SOURCE MATERIAL -
▬▬▬▬▬▬▬▬▬▬

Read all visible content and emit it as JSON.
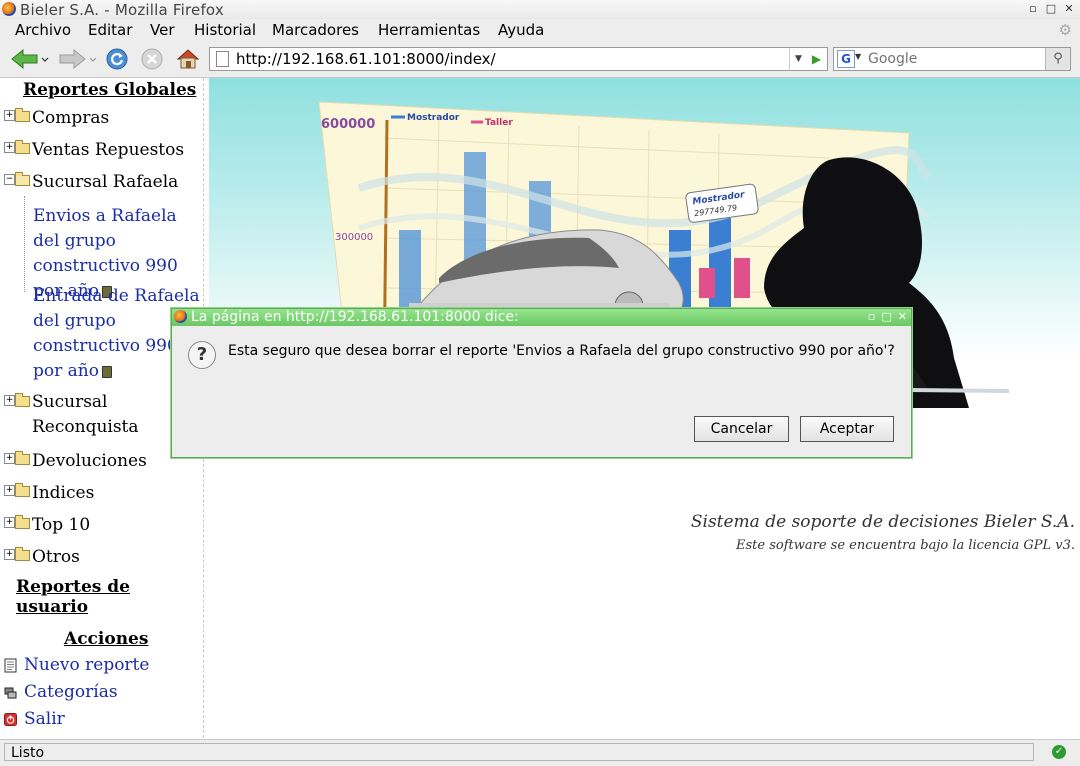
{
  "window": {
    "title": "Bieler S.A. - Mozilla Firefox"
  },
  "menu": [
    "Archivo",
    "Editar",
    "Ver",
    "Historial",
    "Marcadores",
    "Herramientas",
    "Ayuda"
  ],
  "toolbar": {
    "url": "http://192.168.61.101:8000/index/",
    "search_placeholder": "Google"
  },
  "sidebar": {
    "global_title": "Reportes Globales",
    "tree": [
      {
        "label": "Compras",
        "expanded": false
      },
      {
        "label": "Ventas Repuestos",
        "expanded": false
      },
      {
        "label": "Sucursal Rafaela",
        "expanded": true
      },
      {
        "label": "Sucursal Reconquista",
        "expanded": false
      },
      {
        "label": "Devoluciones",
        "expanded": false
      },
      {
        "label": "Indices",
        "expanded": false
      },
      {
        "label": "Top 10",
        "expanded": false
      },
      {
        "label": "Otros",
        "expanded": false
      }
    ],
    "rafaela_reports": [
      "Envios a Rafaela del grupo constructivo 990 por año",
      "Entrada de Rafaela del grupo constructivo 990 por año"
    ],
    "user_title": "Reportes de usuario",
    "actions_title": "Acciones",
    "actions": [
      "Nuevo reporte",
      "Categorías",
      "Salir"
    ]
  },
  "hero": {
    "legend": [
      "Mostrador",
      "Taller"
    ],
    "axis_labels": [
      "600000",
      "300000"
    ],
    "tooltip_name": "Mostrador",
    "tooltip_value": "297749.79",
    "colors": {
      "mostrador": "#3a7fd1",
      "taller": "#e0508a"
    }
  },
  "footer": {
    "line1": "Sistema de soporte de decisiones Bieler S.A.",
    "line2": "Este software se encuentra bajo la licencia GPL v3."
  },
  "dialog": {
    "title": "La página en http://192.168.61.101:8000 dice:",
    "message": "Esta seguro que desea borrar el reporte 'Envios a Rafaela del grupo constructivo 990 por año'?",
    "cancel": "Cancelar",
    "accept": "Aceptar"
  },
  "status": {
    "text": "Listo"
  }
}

▬▬▬▬▬▬▬▬▬▬

Using the listing above, list every line in which the string "Bieler" occurs.

TASK RESULT -
    "title": "Bieler S.A. - Mozilla Firefox"
    "line1": "Sistema de soporte de decisiones Bieler S.A.",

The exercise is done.